_TEXTE À LIRE_:
....

Anachroniques contemporaines

L'art des "mais..."

Il faut savoir entendre, sous le tumulte de l’actualité, les mouvements d’opinion qui avancent à bas-bruit…

Guettez nos conversations… Nos argumentaires sont souvent chargés de sens, d’idées, d’émotions, et de sentiments contradictoires. Nous justifions, tant bien que mal, par de petites astuces rhétoriques, ces paradoxes pour rendre notre pensée crédible. Cette quête de cohérence use couramment d’un mot. Un tout petit mot qui relie avec souplesse nos énonciations paradoxales. Heureusement qu’il est là, le « MAIS » !  Cette très ordinaire conjonction de coordination fait des miracles.

Pour illustrer ce phénomène, bref verbatim de remarques captées, çà et là, dans la presse et aux comptoirs des bistrots :

Où l’on reparle de la laïcité après les commémorations de l'assassinat de Samuel Paty pendant le mois du ramadan :

– « Atroce assassinat, MAIS… c’est l'école qui est coupable, elle échoue à produire des échanges pacifiés dans la communauté éducative. » (un parent d’élève à la tribune de sa fédération)

– « Charlie-Hebdo a eu raison de publier les caricatures de Mahomet au nom de la liberté d’expression, MAIS… cet son irrespect a frisé le blasphème et ceux qui s’en indignent n’ont pas tort. » (un philosophe à la télé)

Où l’on reparle des violences faites aux femmes après le manifeste d’Adèle Haenel dans Télérama :

– «  Je vous annule de mon monde ! clame  Adèle pour dénoncer la complaisance du métier (le cinéma) vis-à-vis des agresseurs sexuels, MAIS… tout ce qui est excessif est insignifiant. Ce manifeste l’est. » (article dans Franc-Tireur)

Où l’on reparle de la guerre après l’annonce par le chef du groupe Wagner que Bakhmout, épicentre des combats en Ukraine, a été prise dans sa totalité :

– « Quel courage ces Ukrainiens ! Quelle capacité de résistance ! MAIS… il faudra bien qu’ils négocient un jour et qu’ils lâchent des bouts de territoire à la Russie. » (un expert militaire à la télé)

Où l’on reparle des dictatures et des démocraties après le vote Erdogan au premier tour de la présidentielle en Turquie :

– « Consternant ! les régimes autoritaires fleurissent partout, MAIS… il faut reconnaître qu’ils sont parfois plus efficaces que nos démocraties engluées dans la parlotte. » (un consultant à la télé)

....

_CONSIGNES_:
**1)** Relevez tous les sujets introduits par la formule « Où l'on reparle » dans la chronique sur le « mais ».
**2)** Restituez à l'identique le passage de la chronique sur le « mais » qui commence par « Il faut savoir » et se poursuit jusqu'à « fait des miracles. ».
Les données ci-après forment un ensemble indépendant de la chronique.

_DONNÉES_:
....

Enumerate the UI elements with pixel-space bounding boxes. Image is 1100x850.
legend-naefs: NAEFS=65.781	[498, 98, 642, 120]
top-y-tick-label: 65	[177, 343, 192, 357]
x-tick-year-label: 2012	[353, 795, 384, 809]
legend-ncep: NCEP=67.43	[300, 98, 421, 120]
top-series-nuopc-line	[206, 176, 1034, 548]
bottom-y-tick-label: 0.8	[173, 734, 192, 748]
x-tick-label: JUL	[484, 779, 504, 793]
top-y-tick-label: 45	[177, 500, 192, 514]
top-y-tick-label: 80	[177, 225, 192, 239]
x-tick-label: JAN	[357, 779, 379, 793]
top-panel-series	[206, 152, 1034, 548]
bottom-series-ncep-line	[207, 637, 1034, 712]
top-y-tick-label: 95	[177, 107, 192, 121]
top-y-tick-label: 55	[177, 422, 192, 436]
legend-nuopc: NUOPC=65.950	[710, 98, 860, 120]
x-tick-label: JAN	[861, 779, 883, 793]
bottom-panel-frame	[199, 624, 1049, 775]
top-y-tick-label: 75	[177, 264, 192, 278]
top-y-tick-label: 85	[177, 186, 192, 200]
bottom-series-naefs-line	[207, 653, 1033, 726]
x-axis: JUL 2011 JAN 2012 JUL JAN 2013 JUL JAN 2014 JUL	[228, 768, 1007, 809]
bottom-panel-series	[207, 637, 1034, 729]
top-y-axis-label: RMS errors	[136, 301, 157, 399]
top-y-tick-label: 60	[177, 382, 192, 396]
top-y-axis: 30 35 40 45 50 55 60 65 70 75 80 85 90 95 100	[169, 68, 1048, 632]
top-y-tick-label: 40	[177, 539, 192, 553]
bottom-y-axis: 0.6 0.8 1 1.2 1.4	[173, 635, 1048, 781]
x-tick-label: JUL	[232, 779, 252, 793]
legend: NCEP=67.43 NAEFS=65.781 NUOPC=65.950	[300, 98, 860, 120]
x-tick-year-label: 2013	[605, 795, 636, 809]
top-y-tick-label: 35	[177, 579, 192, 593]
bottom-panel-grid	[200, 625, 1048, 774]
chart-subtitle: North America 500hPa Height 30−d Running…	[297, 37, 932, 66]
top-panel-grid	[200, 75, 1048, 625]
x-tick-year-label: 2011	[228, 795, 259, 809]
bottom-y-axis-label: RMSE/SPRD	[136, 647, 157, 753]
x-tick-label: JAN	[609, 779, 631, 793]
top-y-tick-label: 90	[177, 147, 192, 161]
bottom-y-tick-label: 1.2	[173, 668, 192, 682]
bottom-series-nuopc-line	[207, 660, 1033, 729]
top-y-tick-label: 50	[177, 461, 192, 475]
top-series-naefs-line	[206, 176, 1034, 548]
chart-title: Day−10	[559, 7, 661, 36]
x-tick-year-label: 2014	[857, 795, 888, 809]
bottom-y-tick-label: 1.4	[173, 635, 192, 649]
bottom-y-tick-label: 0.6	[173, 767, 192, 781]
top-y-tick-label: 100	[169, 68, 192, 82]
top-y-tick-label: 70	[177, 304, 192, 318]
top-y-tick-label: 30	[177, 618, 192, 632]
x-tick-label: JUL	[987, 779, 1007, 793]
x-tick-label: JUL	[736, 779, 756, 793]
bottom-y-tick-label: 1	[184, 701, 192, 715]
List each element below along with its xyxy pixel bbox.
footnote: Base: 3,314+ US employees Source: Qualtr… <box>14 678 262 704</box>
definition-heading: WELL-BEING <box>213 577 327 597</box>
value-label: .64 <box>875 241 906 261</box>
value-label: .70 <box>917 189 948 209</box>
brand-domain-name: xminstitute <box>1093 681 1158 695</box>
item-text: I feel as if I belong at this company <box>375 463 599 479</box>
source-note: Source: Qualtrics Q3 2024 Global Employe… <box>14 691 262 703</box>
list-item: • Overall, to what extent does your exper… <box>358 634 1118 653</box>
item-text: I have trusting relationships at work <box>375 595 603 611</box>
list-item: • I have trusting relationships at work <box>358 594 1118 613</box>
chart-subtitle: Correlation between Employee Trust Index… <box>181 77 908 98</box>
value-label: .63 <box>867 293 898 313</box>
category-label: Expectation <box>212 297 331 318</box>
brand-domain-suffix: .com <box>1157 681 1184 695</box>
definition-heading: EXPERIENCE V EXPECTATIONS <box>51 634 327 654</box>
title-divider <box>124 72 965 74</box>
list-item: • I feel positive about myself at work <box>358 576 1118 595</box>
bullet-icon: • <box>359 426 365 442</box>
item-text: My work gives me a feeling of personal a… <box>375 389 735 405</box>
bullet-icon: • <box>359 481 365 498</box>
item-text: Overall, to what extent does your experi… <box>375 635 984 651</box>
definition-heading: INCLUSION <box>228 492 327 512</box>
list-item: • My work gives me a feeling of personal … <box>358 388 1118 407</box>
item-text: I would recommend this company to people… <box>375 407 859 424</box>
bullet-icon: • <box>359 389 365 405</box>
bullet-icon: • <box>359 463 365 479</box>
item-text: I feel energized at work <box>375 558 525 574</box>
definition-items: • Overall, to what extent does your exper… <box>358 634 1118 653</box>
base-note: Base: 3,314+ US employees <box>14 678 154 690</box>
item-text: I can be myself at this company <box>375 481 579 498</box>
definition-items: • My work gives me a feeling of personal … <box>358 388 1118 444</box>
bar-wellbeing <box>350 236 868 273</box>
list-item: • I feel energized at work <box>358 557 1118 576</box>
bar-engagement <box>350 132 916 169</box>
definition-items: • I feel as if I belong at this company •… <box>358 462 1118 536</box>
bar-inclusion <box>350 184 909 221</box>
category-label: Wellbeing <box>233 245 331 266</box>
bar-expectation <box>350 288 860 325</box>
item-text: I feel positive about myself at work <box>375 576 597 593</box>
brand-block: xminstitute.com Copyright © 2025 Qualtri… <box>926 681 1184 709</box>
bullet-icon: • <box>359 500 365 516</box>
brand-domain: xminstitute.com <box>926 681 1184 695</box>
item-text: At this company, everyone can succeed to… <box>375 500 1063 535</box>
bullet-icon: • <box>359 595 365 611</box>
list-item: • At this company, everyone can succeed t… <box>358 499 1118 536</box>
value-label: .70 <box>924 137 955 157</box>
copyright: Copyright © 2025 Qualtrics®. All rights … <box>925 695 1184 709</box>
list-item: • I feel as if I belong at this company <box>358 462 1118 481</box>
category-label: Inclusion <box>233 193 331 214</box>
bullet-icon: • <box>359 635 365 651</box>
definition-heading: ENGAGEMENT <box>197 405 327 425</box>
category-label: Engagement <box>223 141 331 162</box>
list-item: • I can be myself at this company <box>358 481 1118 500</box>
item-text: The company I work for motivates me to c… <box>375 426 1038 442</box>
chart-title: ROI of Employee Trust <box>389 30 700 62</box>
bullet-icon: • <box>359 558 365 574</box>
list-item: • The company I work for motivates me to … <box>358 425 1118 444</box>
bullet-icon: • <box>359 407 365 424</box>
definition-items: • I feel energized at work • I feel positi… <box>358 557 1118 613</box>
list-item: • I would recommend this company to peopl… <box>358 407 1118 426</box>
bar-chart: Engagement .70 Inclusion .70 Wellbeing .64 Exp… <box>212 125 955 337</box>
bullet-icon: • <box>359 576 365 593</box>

....

_CORRIGÉ_:
**1)** la laïcité ; les violences faites aux femmes ; la guerre ; les dictatures et les démocraties

**2)**
Il faut savoir entendre, sous le tumulte de l’actualité, les mouvements d’opinion qui avancent à bas-bruit…

Guettez nos conversations… Nos argumentaires sont souvent chargés de sens, d’idées, d’émotions, et de sentiments contradictoires. Nous justifions, tant bien que mal, par de petites astuces rhétoriques, ces paradoxes pour rendre notre pensée crédible. Cette quête de cohérence use couramment d’un mot. Un tout petit mot qui relie avec souplesse nos énonciations paradoxales. Heureusement qu’il est là, le « MAIS » !  Cette très ordinaire conjonction de coordination fait des miracles.